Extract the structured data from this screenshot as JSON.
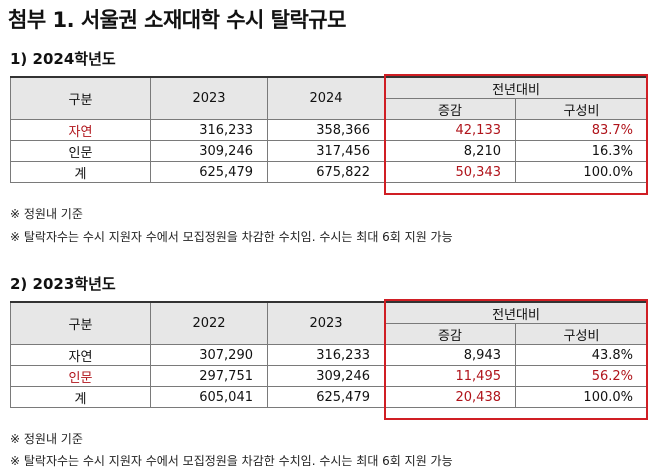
{
  "title": "첨부 1. 서울권 소재대학 수시 탈락규모",
  "sections": [
    {
      "heading": "1) 2024학년도",
      "headers": {
        "category": "구분",
        "year_a": "2023",
        "year_b": "2024",
        "group": "전년대비",
        "change": "증감",
        "share": "구성비"
      },
      "rows": [
        {
          "label": "자연",
          "a": "316,233",
          "b": "358,366",
          "change": "42,133",
          "share": "83.7%"
        },
        {
          "label": "인문",
          "a": "309,246",
          "b": "317,456",
          "change": "8,210",
          "share": "16.3%"
        },
        {
          "label": "계",
          "a": "625,479",
          "b": "675,822",
          "change": "50,343",
          "share": "100.0%"
        }
      ],
      "notes": [
        "※ 정원내 기준",
        "※ 탈락자수는 수시 지원자 수에서 모집정원을 차감한 수치임. 수시는 최대 6회 지원 가능"
      ]
    },
    {
      "heading": "2) 2023학년도",
      "headers": {
        "category": "구분",
        "year_a": "2022",
        "year_b": "2023",
        "group": "전년대비",
        "change": "증감",
        "share": "구성비"
      },
      "rows": [
        {
          "label": "자연",
          "a": "307,290",
          "b": "316,233",
          "change": "8,943",
          "share": "43.8%"
        },
        {
          "label": "인문",
          "a": "297,751",
          "b": "309,246",
          "change": "11,495",
          "share": "56.2%"
        },
        {
          "label": "계",
          "a": "605,041",
          "b": "625,479",
          "change": "20,438",
          "share": "100.0%"
        }
      ],
      "notes": [
        "※ 정원내 기준",
        "※ 탈락자수는 수시 지원자 수에서 모집정원을 차감한 수치임. 수시는 최대 6회 지원 가능"
      ]
    }
  ],
  "colors": {
    "highlight_red": "#b0141b",
    "box_red": "#d01e24",
    "header_gray": "#e7e7e7"
  }
}
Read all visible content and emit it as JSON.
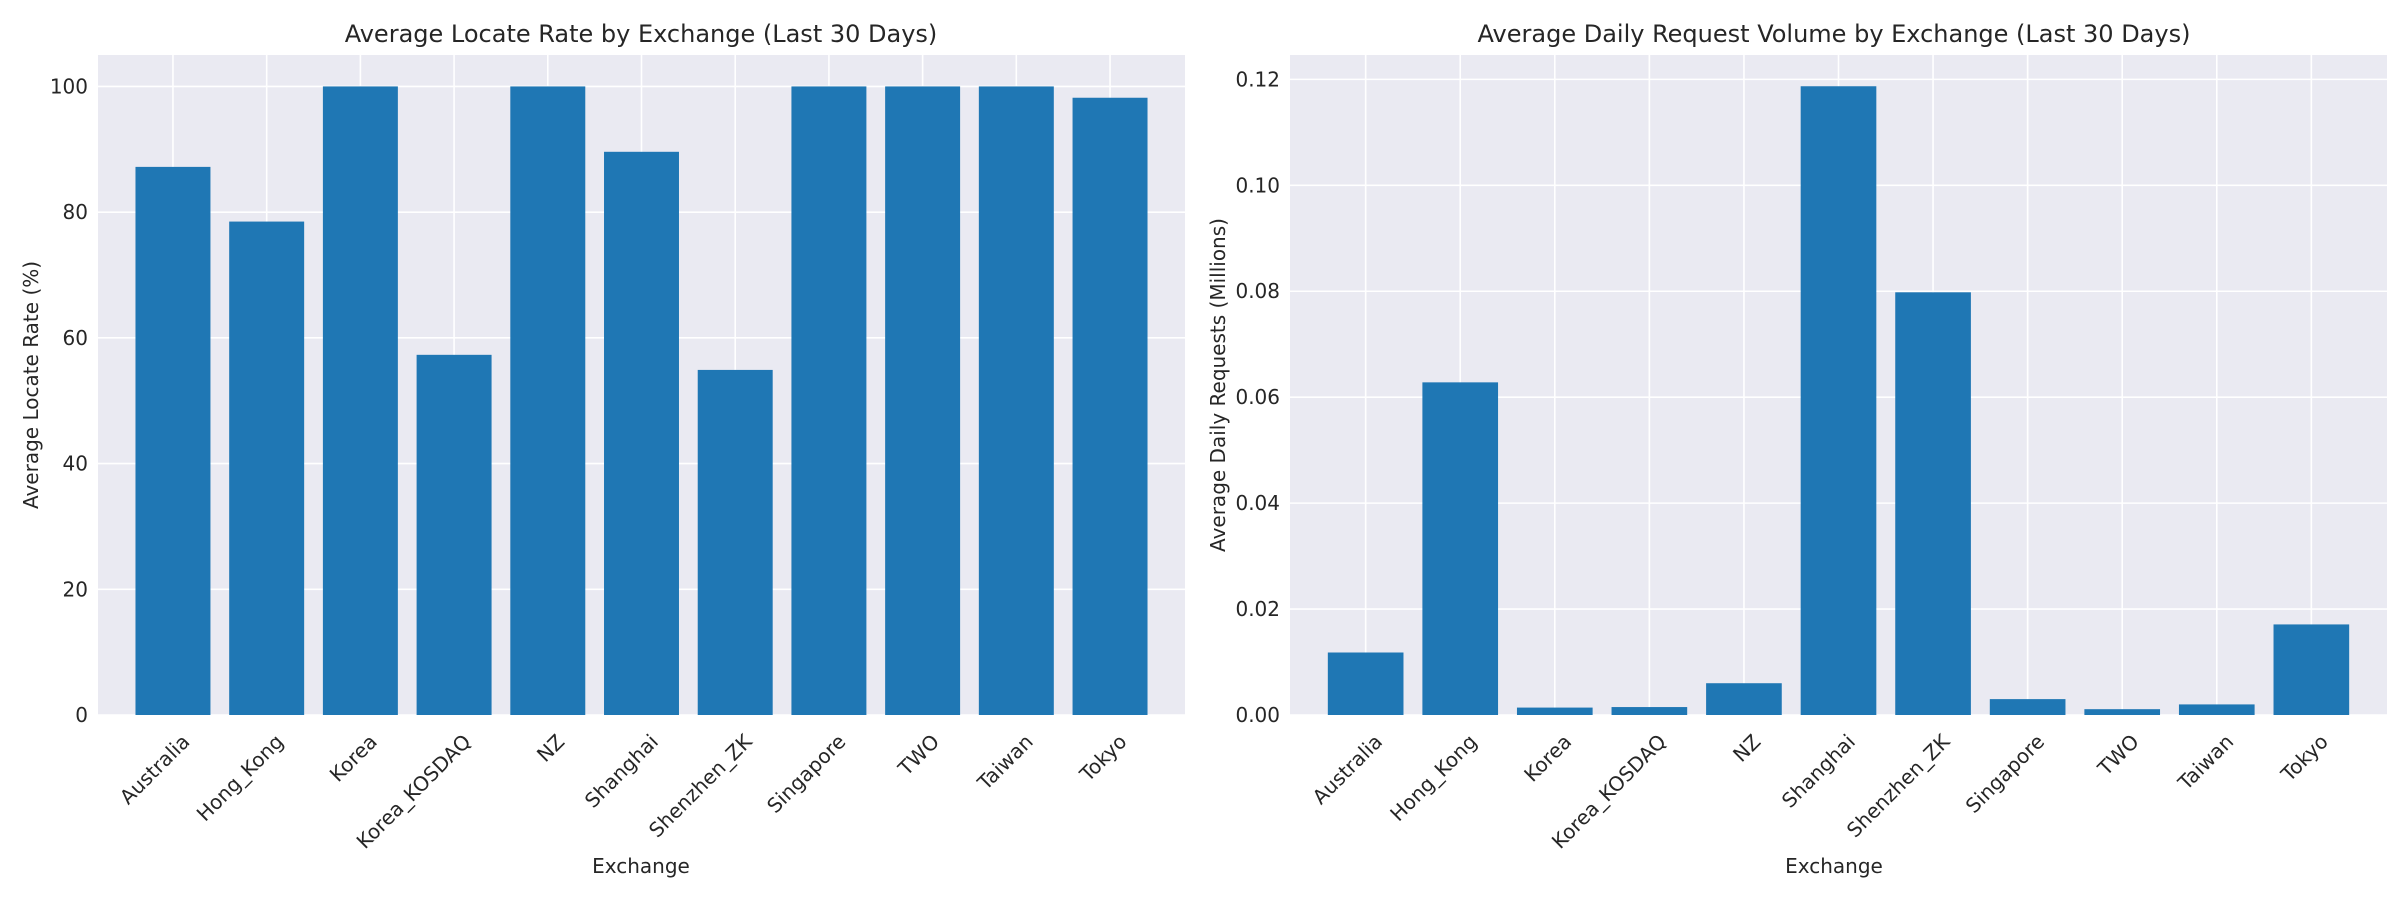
{
  "chart_data": [
    {
      "type": "bar",
      "title": "Average Locate Rate by Exchange (Last 30 Days)",
      "xlabel": "Exchange",
      "ylabel": "Average Locate Rate (%)",
      "categories": [
        "Australia",
        "Hong_Kong",
        "Korea",
        "Korea_KOSDAQ",
        "NZ",
        "Shanghai",
        "Shenzhen_ZK",
        "Singapore",
        "TWO",
        "Taiwan",
        "Tokyo"
      ],
      "values": [
        87.2,
        78.5,
        100,
        57.3,
        100,
        89.6,
        54.9,
        100,
        100,
        100,
        98.2
      ],
      "ylim": [
        0,
        105
      ],
      "yticks": [
        0,
        20,
        40,
        60,
        80,
        100
      ],
      "ytick_labels": [
        "0",
        "20",
        "40",
        "60",
        "80",
        "100"
      ],
      "grid": true,
      "color": "#1f77b4"
    },
    {
      "type": "bar",
      "title": "Average Daily Request Volume by Exchange (Last 30 Days)",
      "xlabel": "Exchange",
      "ylabel": "Average Daily Requests (Millions)",
      "categories": [
        "Australia",
        "Hong_Kong",
        "Korea",
        "Korea_KOSDAQ",
        "NZ",
        "Shanghai",
        "Shenzhen_ZK",
        "Singapore",
        "TWO",
        "Taiwan",
        "Tokyo"
      ],
      "values": [
        0.0118,
        0.0628,
        0.0014,
        0.0015,
        0.006,
        0.1187,
        0.0798,
        0.003,
        0.0011,
        0.002,
        0.0171
      ],
      "ylim": [
        0,
        0.1246
      ],
      "yticks": [
        0,
        0.02,
        0.04,
        0.06,
        0.08,
        0.1,
        0.12
      ],
      "ytick_labels": [
        "0.00",
        "0.02",
        "0.04",
        "0.06",
        "0.08",
        "0.10",
        "0.12"
      ],
      "grid": true,
      "color": "#1f77b4"
    }
  ]
}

-------

§ PROBLEM TO WORK ON
A faithful copy of the records above is needed, with the pictures left out.

§ EXERCISE OUTPUT
Extract the structured data from this screenshot as JSON.
{
  "title": "첨부 1. 서울권 소재대학 수시 탈락규모",
  "sections": [
    {
      "heading": "1) 2024학년도",
      "headers": {
        "category": "구분",
        "year_a": "2023",
        "year_b": "2024",
        "group": "전년대비",
        "change": "증감",
        "share": "구성비"
      },
      "rows": [
        {
          "label": "자연",
          "a": "316,233",
          "b": "358,366",
          "change": "42,133",
          "share": "83.7%"
        },
        {
          "label": "인문",
          "a": "309,246",
          "b": "317,456",
          "change": "8,210",
          "share": "16.3%"
        },
        {
          "label": "계",
          "a": "625,479",
          "b": "675,822",
          "change": "50,343",
          "share": "100.0%"
        }
      ],
      "notes": [
        "※ 정원내 기준",
        "※ 탈락자수는 수시 지원자 수에서 모집정원을 차감한 수치임. 수시는 최대 6회 지원 가능"
      ]
    },
    {
      "heading": "2) 2023학년도",
      "headers": {
        "category": "구분",
        "year_a": "2022",
        "year_b": "2023",
        "group": "전년대비",
        "change": "증감",
        "share": "구성비"
      },
      "rows": [
        {
          "label": "자연",
          "a": "307,290",
          "b": "316,233",
          "change": "8,943",
          "share": "43.8%"
        },
        {
          "label": "인문",
          "a": "297,751",
          "b": "309,246",
          "change": "11,495",
          "share": "56.2%"
        },
        {
          "label": "계",
          "a": "605,041",
          "b": "625,479",
          "change": "20,438",
          "share": "100.0%"
        }
      ],
      "notes": [
        "※ 정원내 기준",
        "※ 탈락자수는 수시 지원자 수에서 모집정원을 차감한 수치임. 수시는 최대 6회 지원 가능"
      ]
    }
  ],
  "colors": {
    "highlight_red": "#b0141b",
    "box_red": "#d01e24",
    "header_gray": "#e7e7e7"
  }
}
Read all visible content and emit it as JSON.
{
  "chart_data": [
    {
      "type": "bar",
      "title": "Average Locate Rate by Exchange (Last 30 Days)",
      "xlabel": "Exchange",
      "ylabel": "Average Locate Rate (%)",
      "categories": [
        "Australia",
        "Hong_Kong",
        "Korea",
        "Korea_KOSDAQ",
        "NZ",
        "Shanghai",
        "Shenzhen_ZK",
        "Singapore",
        "TWO",
        "Taiwan",
        "Tokyo"
      ],
      "values": [
        87.2,
        78.5,
        100,
        57.3,
        100,
        89.6,
        54.9,
        100,
        100,
        100,
        98.2
      ],
      "ylim": [
        0,
        105
      ],
      "yticks": [
        0,
        20,
        40,
        60,
        80,
        100
      ],
      "ytick_labels": [
        "0",
        "20",
        "40",
        "60",
        "80",
        "100"
      ],
      "grid": true,
      "color": "#1f77b4"
    },
    {
      "type": "bar",
      "title": "Average Daily Request Volume by Exchange (Last 30 Days)",
      "xlabel": "Exchange",
      "ylabel": "Average Daily Requests (Millions)",
      "categories": [
        "Australia",
        "Hong_Kong",
        "Korea",
        "Korea_KOSDAQ",
        "NZ",
        "Shanghai",
        "Shenzhen_ZK",
        "Singapore",
        "TWO",
        "Taiwan",
        "Tokyo"
      ],
      "values": [
        0.0118,
        0.0628,
        0.0014,
        0.0015,
        0.006,
        0.1187,
        0.0798,
        0.003,
        0.0011,
        0.002,
        0.0171
      ],
      "ylim": [
        0,
        0.1246
      ],
      "yticks": [
        0,
        0.02,
        0.04,
        0.06,
        0.08,
        0.1,
        0.12
      ],
      "ytick_labels": [
        "0.00",
        "0.02",
        "0.04",
        "0.06",
        "0.08",
        "0.10",
        "0.12"
      ],
      "grid": true,
      "color": "#1f77b4"
    }
  ]
}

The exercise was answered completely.